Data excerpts

•••••

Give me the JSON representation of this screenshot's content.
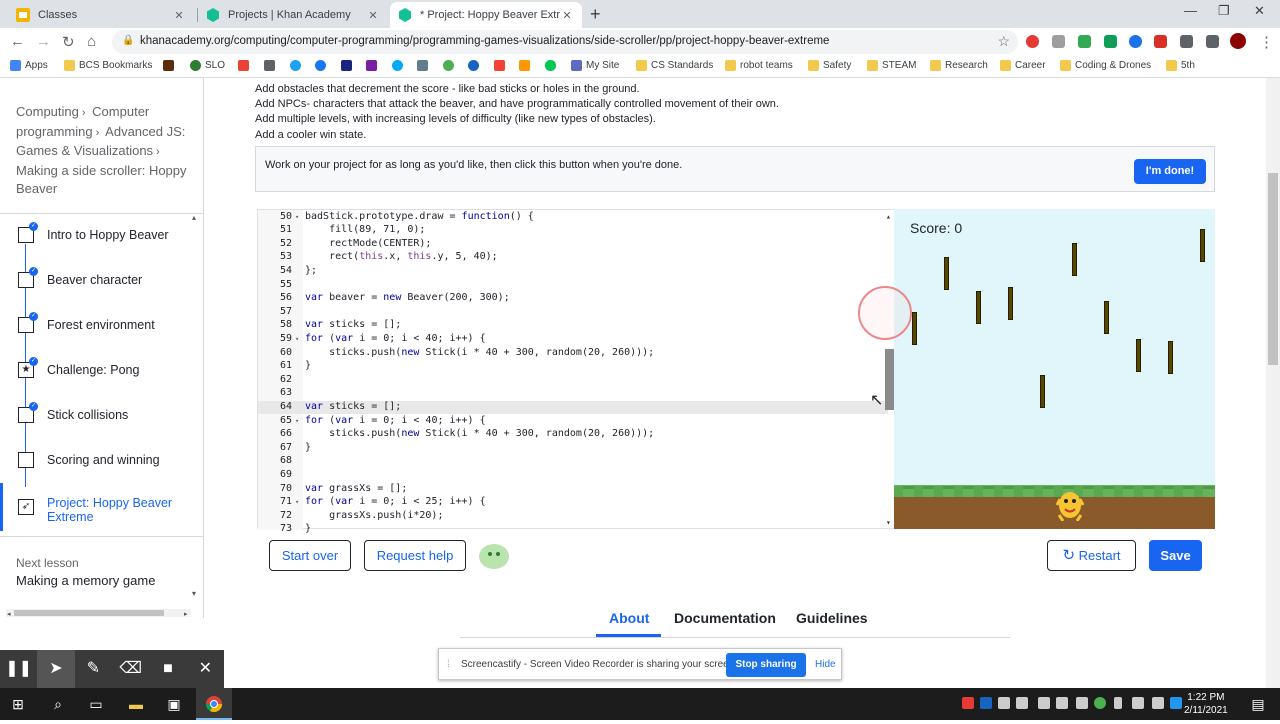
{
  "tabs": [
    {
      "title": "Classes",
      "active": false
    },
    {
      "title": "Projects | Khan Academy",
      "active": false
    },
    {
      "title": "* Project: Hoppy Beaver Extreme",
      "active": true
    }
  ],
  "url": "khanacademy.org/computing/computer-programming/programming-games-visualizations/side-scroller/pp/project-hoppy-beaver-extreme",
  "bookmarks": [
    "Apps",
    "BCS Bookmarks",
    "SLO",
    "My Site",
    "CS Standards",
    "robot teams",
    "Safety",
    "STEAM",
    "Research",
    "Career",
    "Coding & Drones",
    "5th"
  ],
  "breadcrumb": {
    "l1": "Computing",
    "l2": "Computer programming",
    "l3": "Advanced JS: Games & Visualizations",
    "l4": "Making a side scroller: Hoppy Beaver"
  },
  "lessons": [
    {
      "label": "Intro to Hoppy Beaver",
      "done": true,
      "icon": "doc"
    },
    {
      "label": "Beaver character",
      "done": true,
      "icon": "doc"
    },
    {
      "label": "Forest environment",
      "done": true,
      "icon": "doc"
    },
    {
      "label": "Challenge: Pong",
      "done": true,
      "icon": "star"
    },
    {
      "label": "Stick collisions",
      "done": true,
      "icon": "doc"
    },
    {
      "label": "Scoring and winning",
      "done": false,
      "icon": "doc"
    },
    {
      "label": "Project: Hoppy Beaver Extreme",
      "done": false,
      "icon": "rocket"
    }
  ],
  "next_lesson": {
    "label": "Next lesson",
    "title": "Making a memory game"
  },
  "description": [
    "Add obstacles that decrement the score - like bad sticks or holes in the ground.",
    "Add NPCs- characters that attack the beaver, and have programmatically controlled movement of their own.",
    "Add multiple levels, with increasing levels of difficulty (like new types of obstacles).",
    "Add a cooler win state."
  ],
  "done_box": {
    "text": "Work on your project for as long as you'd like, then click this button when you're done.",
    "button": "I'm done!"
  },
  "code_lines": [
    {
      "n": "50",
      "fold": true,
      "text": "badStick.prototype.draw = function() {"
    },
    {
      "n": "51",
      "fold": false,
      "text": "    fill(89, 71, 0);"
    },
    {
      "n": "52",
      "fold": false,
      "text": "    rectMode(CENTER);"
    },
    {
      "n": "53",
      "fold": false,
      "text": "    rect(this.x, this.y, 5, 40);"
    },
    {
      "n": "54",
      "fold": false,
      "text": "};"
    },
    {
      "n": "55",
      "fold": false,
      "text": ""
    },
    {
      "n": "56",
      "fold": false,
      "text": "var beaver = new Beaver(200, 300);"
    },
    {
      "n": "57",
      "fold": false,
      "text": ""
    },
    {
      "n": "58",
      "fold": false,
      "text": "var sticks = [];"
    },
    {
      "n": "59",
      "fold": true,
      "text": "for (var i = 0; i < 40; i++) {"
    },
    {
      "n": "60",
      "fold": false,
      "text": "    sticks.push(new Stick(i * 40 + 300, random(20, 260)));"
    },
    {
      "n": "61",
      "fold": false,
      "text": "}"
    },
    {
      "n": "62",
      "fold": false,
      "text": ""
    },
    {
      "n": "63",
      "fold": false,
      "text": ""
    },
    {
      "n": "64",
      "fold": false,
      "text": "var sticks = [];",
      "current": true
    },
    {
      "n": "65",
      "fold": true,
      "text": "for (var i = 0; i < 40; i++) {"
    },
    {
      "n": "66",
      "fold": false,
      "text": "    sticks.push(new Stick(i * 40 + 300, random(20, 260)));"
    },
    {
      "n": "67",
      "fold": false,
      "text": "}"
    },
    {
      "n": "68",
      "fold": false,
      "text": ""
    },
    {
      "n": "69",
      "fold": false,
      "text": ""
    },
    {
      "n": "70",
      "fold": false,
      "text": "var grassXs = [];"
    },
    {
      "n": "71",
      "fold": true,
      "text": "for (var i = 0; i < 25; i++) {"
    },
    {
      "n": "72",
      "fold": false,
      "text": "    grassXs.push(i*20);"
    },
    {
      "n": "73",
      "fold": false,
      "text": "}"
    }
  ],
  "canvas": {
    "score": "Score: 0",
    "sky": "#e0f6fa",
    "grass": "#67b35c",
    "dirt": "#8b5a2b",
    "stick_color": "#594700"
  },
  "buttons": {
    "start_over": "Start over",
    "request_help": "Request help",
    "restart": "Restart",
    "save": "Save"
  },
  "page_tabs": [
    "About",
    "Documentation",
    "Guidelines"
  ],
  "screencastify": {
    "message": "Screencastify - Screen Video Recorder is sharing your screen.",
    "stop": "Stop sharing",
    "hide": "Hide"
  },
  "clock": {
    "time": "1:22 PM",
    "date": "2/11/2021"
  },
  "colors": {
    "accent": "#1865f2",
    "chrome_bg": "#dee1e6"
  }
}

•••••

PROBLEM TO SOLVE »
Extract the full listing exactly, with the pictures left out.

WORKED SOLUTION »
Give me the JSON representation of this screenshot's content.
{
  "tabs": [
    {
      "title": "Classes",
      "active": false
    },
    {
      "title": "Projects | Khan Academy",
      "active": false
    },
    {
      "title": "* Project: Hoppy Beaver Extreme",
      "active": true
    }
  ],
  "url": "khanacademy.org/computing/computer-programming/programming-games-visualizations/side-scroller/pp/project-hoppy-beaver-extreme",
  "bookmarks": [
    "Apps",
    "BCS Bookmarks",
    "SLO",
    "My Site",
    "CS Standards",
    "robot teams",
    "Safety",
    "STEAM",
    "Research",
    "Career",
    "Coding & Drones",
    "5th"
  ],
  "breadcrumb": {
    "l1": "Computing",
    "l2": "Computer programming",
    "l3": "Advanced JS: Games & Visualizations",
    "l4": "Making a side scroller: Hoppy Beaver"
  },
  "lessons": [
    {
      "label": "Intro to Hoppy Beaver",
      "done": true,
      "icon": "doc"
    },
    {
      "label": "Beaver character",
      "done": true,
      "icon": "doc"
    },
    {
      "label": "Forest environment",
      "done": true,
      "icon": "doc"
    },
    {
      "label": "Challenge: Pong",
      "done": true,
      "icon": "star"
    },
    {
      "label": "Stick collisions",
      "done": true,
      "icon": "doc"
    },
    {
      "label": "Scoring and winning",
      "done": false,
      "icon": "doc"
    },
    {
      "label": "Project: Hoppy Beaver Extreme",
      "done": false,
      "icon": "rocket"
    }
  ],
  "next_lesson": {
    "label": "Next lesson",
    "title": "Making a memory game"
  },
  "description": [
    "Add obstacles that decrement the score - like bad sticks or holes in the ground.",
    "Add NPCs- characters that attack the beaver, and have programmatically controlled movement of their own.",
    "Add multiple levels, with increasing levels of difficulty (like new types of obstacles).",
    "Add a cooler win state."
  ],
  "done_box": {
    "text": "Work on your project for as long as you'd like, then click this button when you're done.",
    "button": "I'm done!"
  },
  "code_lines": [
    {
      "n": "50",
      "fold": true,
      "text": "badStick.prototype.draw = function() {"
    },
    {
      "n": "51",
      "fold": false,
      "text": "    fill(89, 71, 0);"
    },
    {
      "n": "52",
      "fold": false,
      "text": "    rectMode(CENTER);"
    },
    {
      "n": "53",
      "fold": false,
      "text": "    rect(this.x, this.y, 5, 40);"
    },
    {
      "n": "54",
      "fold": false,
      "text": "};"
    },
    {
      "n": "55",
      "fold": false,
      "text": ""
    },
    {
      "n": "56",
      "fold": false,
      "text": "var beaver = new Beaver(200, 300);"
    },
    {
      "n": "57",
      "fold": false,
      "text": ""
    },
    {
      "n": "58",
      "fold": false,
      "text": "var sticks = [];"
    },
    {
      "n": "59",
      "fold": true,
      "text": "for (var i = 0; i < 40; i++) {"
    },
    {
      "n": "60",
      "fold": false,
      "text": "    sticks.push(new Stick(i * 40 + 300, random(20, 260)));"
    },
    {
      "n": "61",
      "fold": false,
      "text": "}"
    },
    {
      "n": "62",
      "fold": false,
      "text": ""
    },
    {
      "n": "63",
      "fold": false,
      "text": ""
    },
    {
      "n": "64",
      "fold": false,
      "text": "var sticks = [];",
      "current": true
    },
    {
      "n": "65",
      "fold": true,
      "text": "for (var i = 0; i < 40; i++) {"
    },
    {
      "n": "66",
      "fold": false,
      "text": "    sticks.push(new Stick(i * 40 + 300, random(20, 260)));"
    },
    {
      "n": "67",
      "fold": false,
      "text": "}"
    },
    {
      "n": "68",
      "fold": false,
      "text": ""
    },
    {
      "n": "69",
      "fold": false,
      "text": ""
    },
    {
      "n": "70",
      "fold": false,
      "text": "var grassXs = [];"
    },
    {
      "n": "71",
      "fold": true,
      "text": "for (var i = 0; i < 25; i++) {"
    },
    {
      "n": "72",
      "fold": false,
      "text": "    grassXs.push(i*20);"
    },
    {
      "n": "73",
      "fold": false,
      "text": "}"
    }
  ],
  "canvas": {
    "score": "Score: 0",
    "sky": "#e0f6fa",
    "grass": "#67b35c",
    "dirt": "#8b5a2b",
    "stick_color": "#594700"
  },
  "buttons": {
    "start_over": "Start over",
    "request_help": "Request help",
    "restart": "Restart",
    "save": "Save"
  },
  "page_tabs": [
    "About",
    "Documentation",
    "Guidelines"
  ],
  "screencastify": {
    "message": "Screencastify - Screen Video Recorder is sharing your screen.",
    "stop": "Stop sharing",
    "hide": "Hide"
  },
  "clock": {
    "time": "1:22 PM",
    "date": "2/11/2021"
  },
  "colors": {
    "accent": "#1865f2",
    "chrome_bg": "#dee1e6"
  }
}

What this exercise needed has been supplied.